Stored data:

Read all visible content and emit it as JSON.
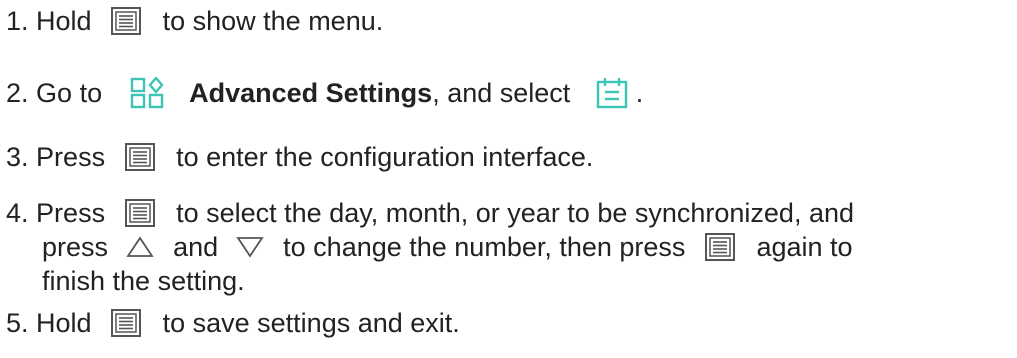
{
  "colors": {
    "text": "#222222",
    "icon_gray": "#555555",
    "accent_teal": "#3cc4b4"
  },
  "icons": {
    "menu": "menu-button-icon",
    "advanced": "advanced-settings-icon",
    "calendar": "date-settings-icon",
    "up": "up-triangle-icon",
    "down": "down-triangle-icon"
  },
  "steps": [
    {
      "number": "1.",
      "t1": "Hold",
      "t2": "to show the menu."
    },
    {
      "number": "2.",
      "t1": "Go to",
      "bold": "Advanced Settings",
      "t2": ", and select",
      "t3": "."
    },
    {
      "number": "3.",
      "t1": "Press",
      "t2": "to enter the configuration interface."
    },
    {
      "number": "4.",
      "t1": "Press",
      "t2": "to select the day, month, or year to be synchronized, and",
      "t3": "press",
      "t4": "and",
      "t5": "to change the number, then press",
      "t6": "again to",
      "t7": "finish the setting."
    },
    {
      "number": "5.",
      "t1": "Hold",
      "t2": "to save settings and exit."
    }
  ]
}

- [Problem requirements]
Make a verbatim copy of all the entries and strip out the pictures.

- [Solution for this exercise]
Read all visible content and emit it as JSON.
{
  "colors": {
    "text": "#222222",
    "icon_gray": "#555555",
    "accent_teal": "#3cc4b4"
  },
  "icons": {
    "menu": "menu-button-icon",
    "advanced": "advanced-settings-icon",
    "calendar": "date-settings-icon",
    "up": "up-triangle-icon",
    "down": "down-triangle-icon"
  },
  "steps": [
    {
      "number": "1.",
      "t1": "Hold",
      "t2": "to show the menu."
    },
    {
      "number": "2.",
      "t1": "Go to",
      "bold": "Advanced Settings",
      "t2": ", and select",
      "t3": "."
    },
    {
      "number": "3.",
      "t1": "Press",
      "t2": "to enter the configuration interface."
    },
    {
      "number": "4.",
      "t1": "Press",
      "t2": "to select the day, month, or year to be synchronized, and",
      "t3": "press",
      "t4": "and",
      "t5": "to change the number, then press",
      "t6": "again to",
      "t7": "finish the setting."
    },
    {
      "number": "5.",
      "t1": "Hold",
      "t2": "to save settings and exit."
    }
  ]
}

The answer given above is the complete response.